## YOUR OBJECTIVE
Write only the number of lines holding the string "JSON".

Lines of data:
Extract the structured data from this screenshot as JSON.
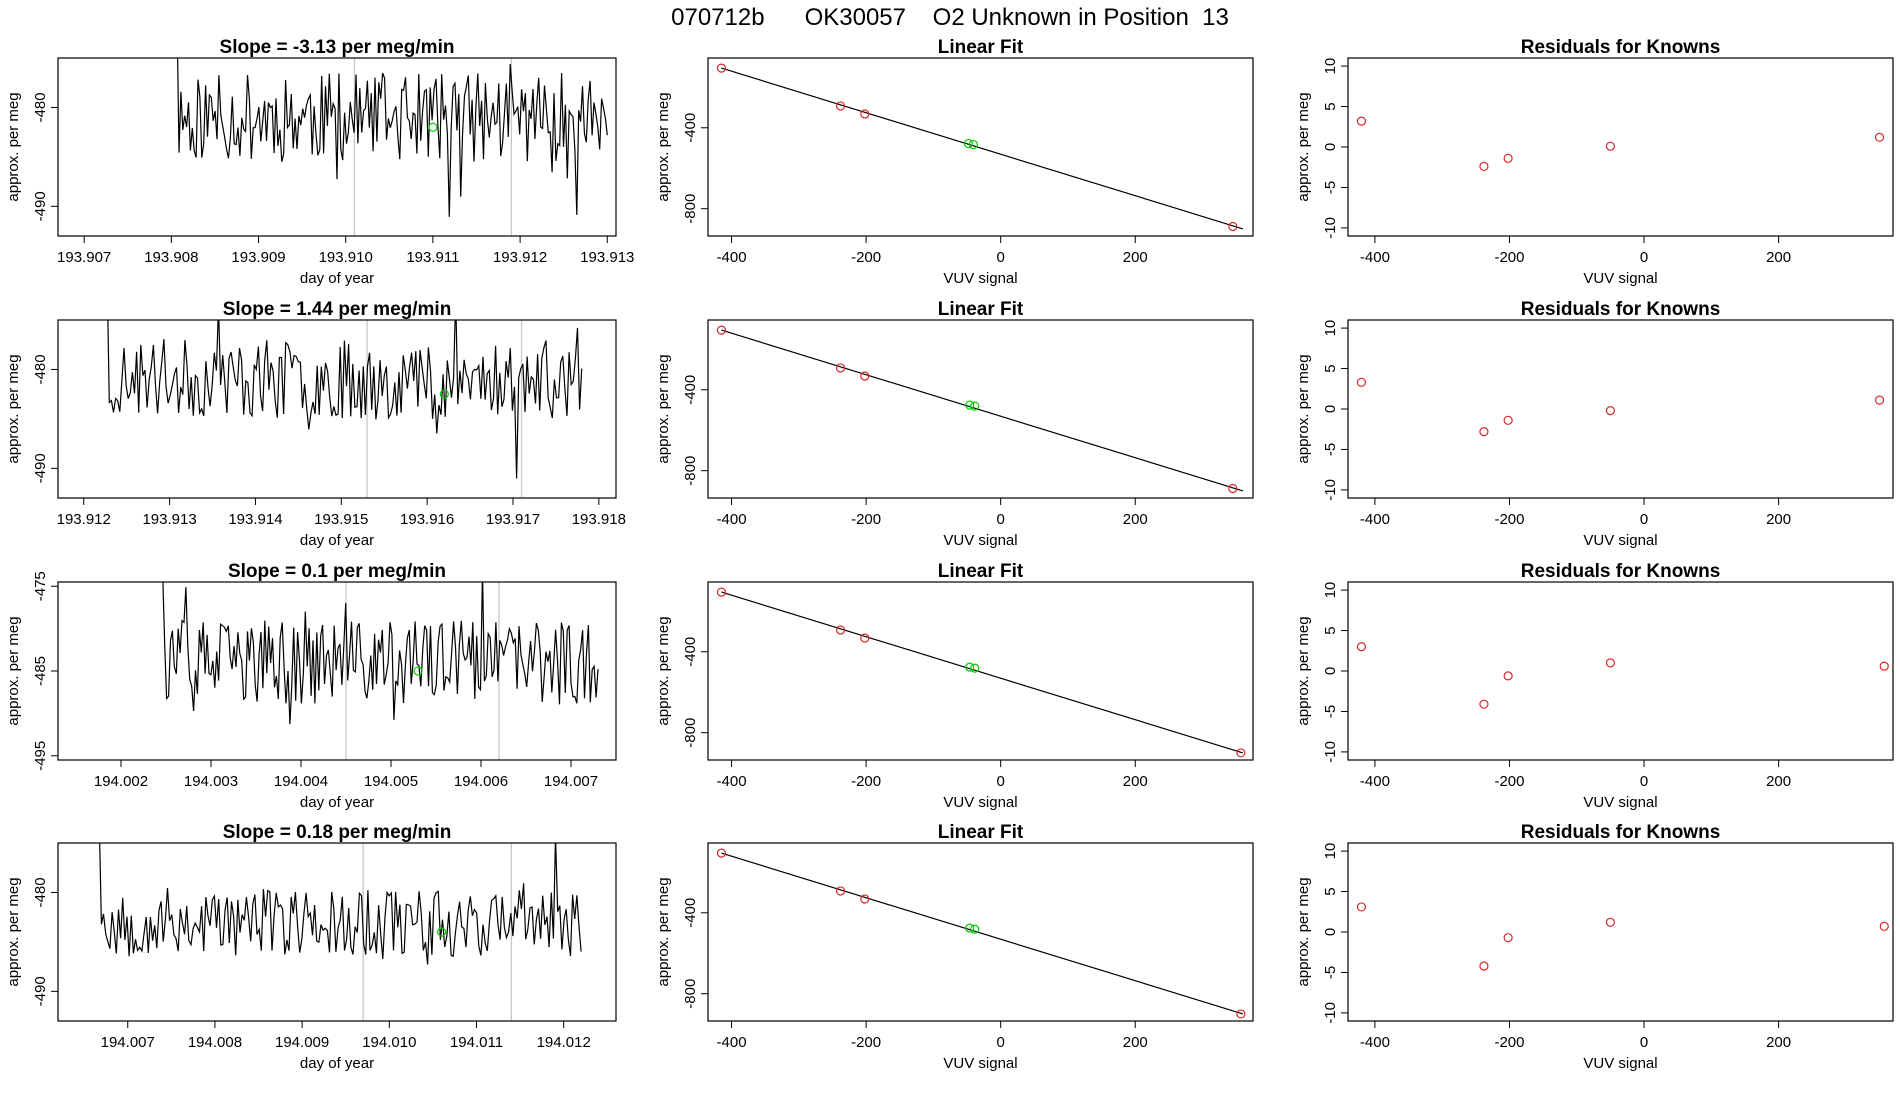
{
  "title": "070712b      OK30057    O2 Unknown in Position  13",
  "colors": {
    "line": "#000000",
    "known_point": "#d62728",
    "unknown_point": "#00cc00",
    "vline": "#c8c8c8"
  },
  "chart_data": [
    {
      "type": "line",
      "title": "Slope =  -3.13  per meg/min",
      "xlabel": "day of year",
      "ylabel": "approx. per meg",
      "xlim": [
        193.9067,
        193.9131
      ],
      "ylim": [
        -493,
        -475
      ],
      "xticks": [
        "193.907",
        "193.908",
        "193.909",
        "193.910",
        "193.911",
        "193.912",
        "193.913"
      ],
      "xtick_values": [
        193.907,
        193.908,
        193.909,
        193.91,
        193.911,
        193.912,
        193.913
      ],
      "yticks": [
        "-480",
        "-490"
      ],
      "ytick_values": [
        -480,
        -490
      ],
      "x_start": 193.908,
      "x_end": 193.913,
      "y_base": -481,
      "amp": 4.5,
      "seed": 11,
      "vlines": [
        193.9101,
        193.9119
      ],
      "marker": {
        "x": 193.911,
        "y": -482
      }
    },
    {
      "type": "scatter",
      "title": "Linear Fit",
      "xlabel": "VUV signal",
      "ylabel": "approx. per meg",
      "xlim": [
        -435,
        375
      ],
      "ylim": [
        -935,
        -55
      ],
      "xticks": [
        "-400",
        "-200",
        "0",
        "200"
      ],
      "xtick_values": [
        -400,
        -200,
        0,
        200
      ],
      "yticks": [
        "-400",
        "-800"
      ],
      "ytick_values": [
        -400,
        -800
      ],
      "fit_line": [
        [
          -415,
          -105
        ],
        [
          360,
          -900
        ]
      ],
      "known_points": [
        [
          -415,
          -105
        ],
        [
          -238,
          -292
        ],
        [
          -202,
          -332
        ],
        [
          345,
          -888
        ]
      ],
      "unknown_points": [
        [
          -48,
          -478
        ]
      ]
    },
    {
      "type": "scatter",
      "title": "Residuals for Knowns",
      "xlabel": "VUV signal",
      "ylabel": "approx. per meg",
      "xlim": [
        -440,
        370
      ],
      "ylim": [
        -11,
        11
      ],
      "xticks": [
        "-400",
        "-200",
        "0",
        "200"
      ],
      "xtick_values": [
        -400,
        -200,
        0,
        200
      ],
      "yticks": [
        "-10",
        "-5",
        "0",
        "5",
        "10"
      ],
      "ytick_values": [
        -10,
        -5,
        0,
        5,
        10
      ],
      "known_points": [
        [
          -420,
          3.2
        ],
        [
          -238,
          -2.4
        ],
        [
          -202,
          -1.4
        ],
        [
          -50,
          0.1
        ],
        [
          350,
          1.2
        ]
      ]
    },
    {
      "type": "line",
      "title": "Slope =  1.44  per meg/min",
      "xlabel": "day of year",
      "ylabel": "approx. per meg",
      "xlim": [
        193.9117,
        193.9182
      ],
      "ylim": [
        -493,
        -475
      ],
      "xticks": [
        "193.912",
        "193.913",
        "193.914",
        "193.915",
        "193.916",
        "193.917",
        "193.918"
      ],
      "xtick_values": [
        193.912,
        193.913,
        193.914,
        193.915,
        193.916,
        193.917,
        193.918
      ],
      "yticks": [
        "-480",
        "-490"
      ],
      "ytick_values": [
        -480,
        -490
      ],
      "x_start": 193.9122,
      "x_end": 193.9178,
      "y_base": -481,
      "amp": 4.0,
      "seed": 23,
      "vlines": [
        193.9153,
        193.9171
      ],
      "marker": {
        "x": 193.9162,
        "y": -482.5
      }
    },
    {
      "type": "scatter",
      "title": "Linear Fit",
      "xlabel": "VUV signal",
      "ylabel": "approx. per meg",
      "xlim": [
        -435,
        375
      ],
      "ylim": [
        -935,
        -55
      ],
      "xticks": [
        "-400",
        "-200",
        "0",
        "200"
      ],
      "xtick_values": [
        -400,
        -200,
        0,
        200
      ],
      "yticks": [
        "-400",
        "-800"
      ],
      "ytick_values": [
        -400,
        -800
      ],
      "fit_line": [
        [
          -415,
          -105
        ],
        [
          360,
          -900
        ]
      ],
      "known_points": [
        [
          -415,
          -105
        ],
        [
          -238,
          -292
        ],
        [
          -202,
          -332
        ],
        [
          345,
          -888
        ]
      ],
      "unknown_points": [
        [
          -46,
          -476
        ]
      ]
    },
    {
      "type": "scatter",
      "title": "Residuals for Knowns",
      "xlabel": "VUV signal",
      "ylabel": "approx. per meg",
      "xlim": [
        -440,
        370
      ],
      "ylim": [
        -11,
        11
      ],
      "xticks": [
        "-400",
        "-200",
        "0",
        "200"
      ],
      "xtick_values": [
        -400,
        -200,
        0,
        200
      ],
      "yticks": [
        "-10",
        "-5",
        "0",
        "5",
        "10"
      ],
      "ytick_values": [
        -10,
        -5,
        0,
        5,
        10
      ],
      "known_points": [
        [
          -420,
          3.3
        ],
        [
          -238,
          -2.8
        ],
        [
          -202,
          -1.4
        ],
        [
          -50,
          -0.2
        ],
        [
          350,
          1.1
        ]
      ]
    },
    {
      "type": "line",
      "title": "Slope =  0.1  per meg/min",
      "xlabel": "day of year",
      "ylabel": "approx. per meg",
      "xlim": [
        194.0013,
        194.0075
      ],
      "ylim": [
        -495.5,
        -474.5
      ],
      "xticks": [
        "194.002",
        "194.003",
        "194.004",
        "194.005",
        "194.006",
        "194.007"
      ],
      "xtick_values": [
        194.002,
        194.003,
        194.004,
        194.005,
        194.006,
        194.007
      ],
      "yticks": [
        "-475",
        "-485",
        "-495"
      ],
      "ytick_values": [
        -475,
        -485,
        -495
      ],
      "x_start": 194.0024,
      "x_end": 194.0073,
      "y_base": -484,
      "amp": 5.0,
      "seed": 37,
      "vlines": [
        194.0045,
        194.0062
      ],
      "marker": {
        "x": 194.0053,
        "y": -485
      }
    },
    {
      "type": "scatter",
      "title": "Linear Fit",
      "xlabel": "VUV signal",
      "ylabel": "approx. per meg",
      "xlim": [
        -435,
        375
      ],
      "ylim": [
        -935,
        -55
      ],
      "xticks": [
        "-400",
        "-200",
        "0",
        "200"
      ],
      "xtick_values": [
        -400,
        -200,
        0,
        200
      ],
      "yticks": [
        "-400",
        "-800"
      ],
      "ytick_values": [
        -400,
        -800
      ],
      "fit_line": [
        [
          -415,
          -105
        ],
        [
          360,
          -900
        ]
      ],
      "known_points": [
        [
          -415,
          -105
        ],
        [
          -238,
          -292
        ],
        [
          -202,
          -332
        ],
        [
          357,
          -900
        ]
      ],
      "unknown_points": [
        [
          -46,
          -476
        ]
      ]
    },
    {
      "type": "scatter",
      "title": "Residuals for Knowns",
      "xlabel": "VUV signal",
      "ylabel": "approx. per meg",
      "xlim": [
        -440,
        370
      ],
      "ylim": [
        -11,
        11
      ],
      "xticks": [
        "-400",
        "-200",
        "0",
        "200"
      ],
      "xtick_values": [
        -400,
        -200,
        0,
        200
      ],
      "yticks": [
        "-10",
        "-5",
        "0",
        "5",
        "10"
      ],
      "ytick_values": [
        -10,
        -5,
        0,
        5,
        10
      ],
      "known_points": [
        [
          -420,
          3.0
        ],
        [
          -238,
          -4.1
        ],
        [
          -202,
          -0.6
        ],
        [
          -50,
          1.0
        ],
        [
          357,
          0.6
        ]
      ]
    },
    {
      "type": "line",
      "title": "Slope =  0.18  per meg/min",
      "xlabel": "day of year",
      "ylabel": "approx. per meg",
      "xlim": [
        194.0062,
        194.0126
      ],
      "ylim": [
        -493,
        -475
      ],
      "xticks": [
        "194.007",
        "194.008",
        "194.009",
        "194.010",
        "194.011",
        "194.012"
      ],
      "xtick_values": [
        194.007,
        194.008,
        194.009,
        194.01,
        194.011,
        194.012
      ],
      "yticks": [
        "-480",
        "-490"
      ],
      "ytick_values": [
        -480,
        -490
      ],
      "x_start": 194.0066,
      "x_end": 194.0122,
      "y_base": -483,
      "amp": 3.5,
      "seed": 53,
      "vlines": [
        194.0097,
        194.0114
      ],
      "marker": {
        "x": 194.0106,
        "y": -484
      }
    },
    {
      "type": "scatter",
      "title": "Linear Fit",
      "xlabel": "VUV signal",
      "ylabel": "approx. per meg",
      "xlim": [
        -435,
        375
      ],
      "ylim": [
        -935,
        -55
      ],
      "xticks": [
        "-400",
        "-200",
        "0",
        "200"
      ],
      "xtick_values": [
        -400,
        -200,
        0,
        200
      ],
      "yticks": [
        "-400",
        "-800"
      ],
      "ytick_values": [
        -400,
        -800
      ],
      "fit_line": [
        [
          -415,
          -105
        ],
        [
          360,
          -900
        ]
      ],
      "known_points": [
        [
          -415,
          -105
        ],
        [
          -238,
          -292
        ],
        [
          -202,
          -332
        ],
        [
          357,
          -900
        ]
      ],
      "unknown_points": [
        [
          -46,
          -476
        ]
      ]
    },
    {
      "type": "scatter",
      "title": "Residuals for Knowns",
      "xlabel": "VUV signal",
      "ylabel": "approx. per meg",
      "xlim": [
        -440,
        370
      ],
      "ylim": [
        -11,
        11
      ],
      "xticks": [
        "-400",
        "-200",
        "0",
        "200"
      ],
      "xtick_values": [
        -400,
        -200,
        0,
        200
      ],
      "yticks": [
        "-10",
        "-5",
        "0",
        "5",
        "10"
      ],
      "ytick_values": [
        -10,
        -5,
        0,
        5,
        10
      ],
      "known_points": [
        [
          -420,
          3.1
        ],
        [
          -238,
          -4.2
        ],
        [
          -202,
          -0.7
        ],
        [
          -50,
          1.2
        ],
        [
          357,
          0.7
        ]
      ]
    }
  ]
}
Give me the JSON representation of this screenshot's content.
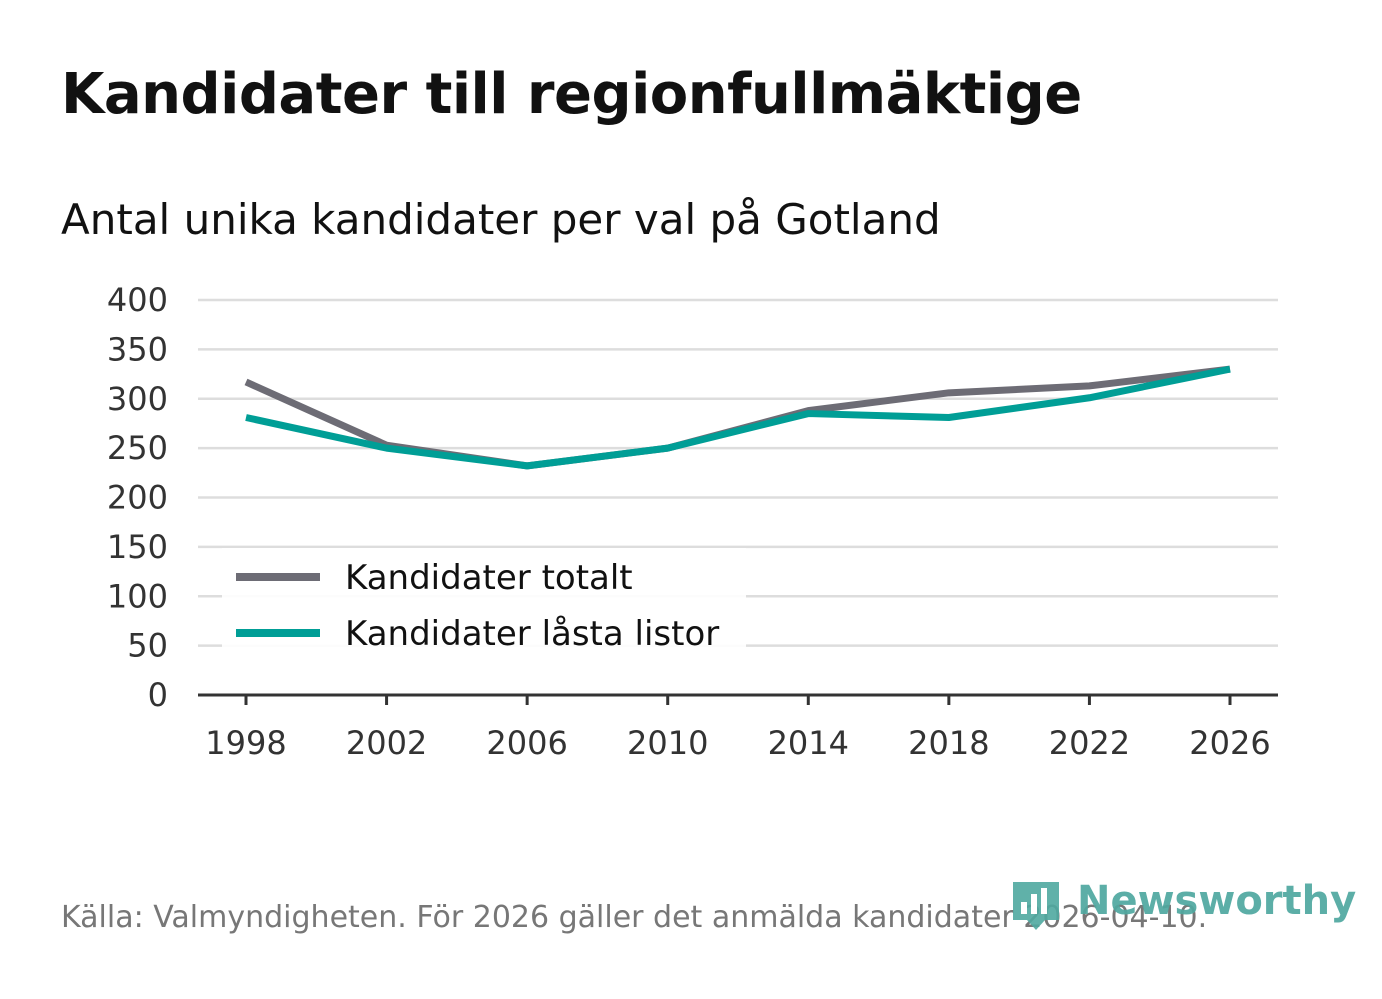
{
  "title": "Kandidater till regionfullmäktige",
  "subtitle": "Antal unika kandidater per val på Gotland",
  "footer": "Källa: Valmyndigheten. För 2026 gäller det anmälda kandidater 2026-04-10.",
  "logo": {
    "text": "Newsworthy",
    "icon": "bar-chart-icon",
    "color": "#4fa8a0"
  },
  "chart_data": {
    "type": "line",
    "title": "Kandidater till regionfullmäktige",
    "subtitle": "Antal unika kandidater per val på Gotland",
    "xlabel": "",
    "ylabel": "",
    "x": [
      1998,
      2002,
      2006,
      2010,
      2014,
      2018,
      2022,
      2026
    ],
    "x_ticks": [
      "1998",
      "2002",
      "2006",
      "2010",
      "2014",
      "2018",
      "2022",
      "2026"
    ],
    "y_ticks": [
      "0",
      "50",
      "100",
      "150",
      "200",
      "250",
      "300",
      "350",
      "400"
    ],
    "ylim": [
      0,
      400
    ],
    "grid": true,
    "legend_position": "bottom-left",
    "series": [
      {
        "name": "Kandidater totalt",
        "color": "#6d6c75",
        "values": [
          317,
          253,
          232,
          250,
          288,
          306,
          313,
          330
        ]
      },
      {
        "name": "Kandidater låsta listor",
        "color": "#009e96",
        "values": [
          281,
          250,
          232,
          250,
          285,
          281,
          301,
          330
        ]
      }
    ]
  }
}
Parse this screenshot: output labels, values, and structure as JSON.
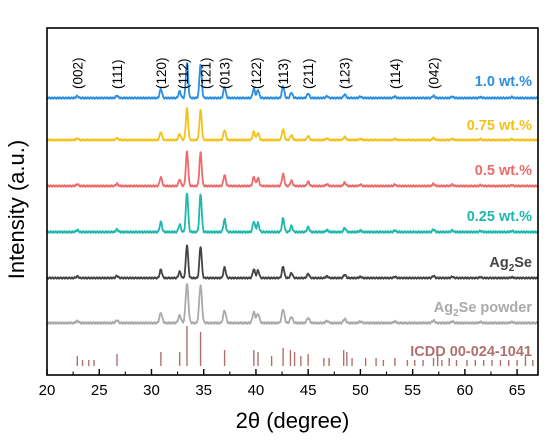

## OUTPUT FOR THIS TASK
3